Start
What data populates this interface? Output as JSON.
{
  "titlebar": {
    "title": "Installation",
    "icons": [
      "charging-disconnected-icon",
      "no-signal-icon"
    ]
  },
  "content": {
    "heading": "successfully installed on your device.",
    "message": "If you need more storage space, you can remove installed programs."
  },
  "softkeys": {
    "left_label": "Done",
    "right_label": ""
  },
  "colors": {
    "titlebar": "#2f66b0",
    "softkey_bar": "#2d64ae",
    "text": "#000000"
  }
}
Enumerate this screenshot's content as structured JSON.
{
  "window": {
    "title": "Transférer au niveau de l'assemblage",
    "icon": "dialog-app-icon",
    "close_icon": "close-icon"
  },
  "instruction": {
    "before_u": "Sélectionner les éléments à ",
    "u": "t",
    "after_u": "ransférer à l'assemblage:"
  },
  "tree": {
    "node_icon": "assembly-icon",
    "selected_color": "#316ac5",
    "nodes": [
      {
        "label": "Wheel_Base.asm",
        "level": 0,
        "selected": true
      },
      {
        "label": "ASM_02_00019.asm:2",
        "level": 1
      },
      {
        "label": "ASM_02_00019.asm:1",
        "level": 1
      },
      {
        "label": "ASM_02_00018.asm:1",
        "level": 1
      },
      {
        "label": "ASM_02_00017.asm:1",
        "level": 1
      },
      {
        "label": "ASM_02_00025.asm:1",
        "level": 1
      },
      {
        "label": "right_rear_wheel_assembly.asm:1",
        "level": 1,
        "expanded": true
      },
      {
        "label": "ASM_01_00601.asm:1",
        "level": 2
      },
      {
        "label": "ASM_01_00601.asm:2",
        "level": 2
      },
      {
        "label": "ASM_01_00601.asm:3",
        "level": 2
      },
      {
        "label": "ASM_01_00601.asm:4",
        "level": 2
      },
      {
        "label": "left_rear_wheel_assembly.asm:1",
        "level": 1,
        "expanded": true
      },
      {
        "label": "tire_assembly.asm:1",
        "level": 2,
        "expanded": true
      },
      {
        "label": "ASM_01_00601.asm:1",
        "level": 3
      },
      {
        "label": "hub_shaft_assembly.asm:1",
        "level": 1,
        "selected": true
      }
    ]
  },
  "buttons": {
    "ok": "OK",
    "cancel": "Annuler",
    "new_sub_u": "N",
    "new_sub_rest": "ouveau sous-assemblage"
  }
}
End
## Work to do:
Search the lines above for the string "assemblage" and copy each line that has it.

## Full response:
    "title": "Transférer au niveau de l'assemblage",
    "after_u": "ransférer à l'assemblage:"
    "new_sub_rest": "ouveau sous-assemblage"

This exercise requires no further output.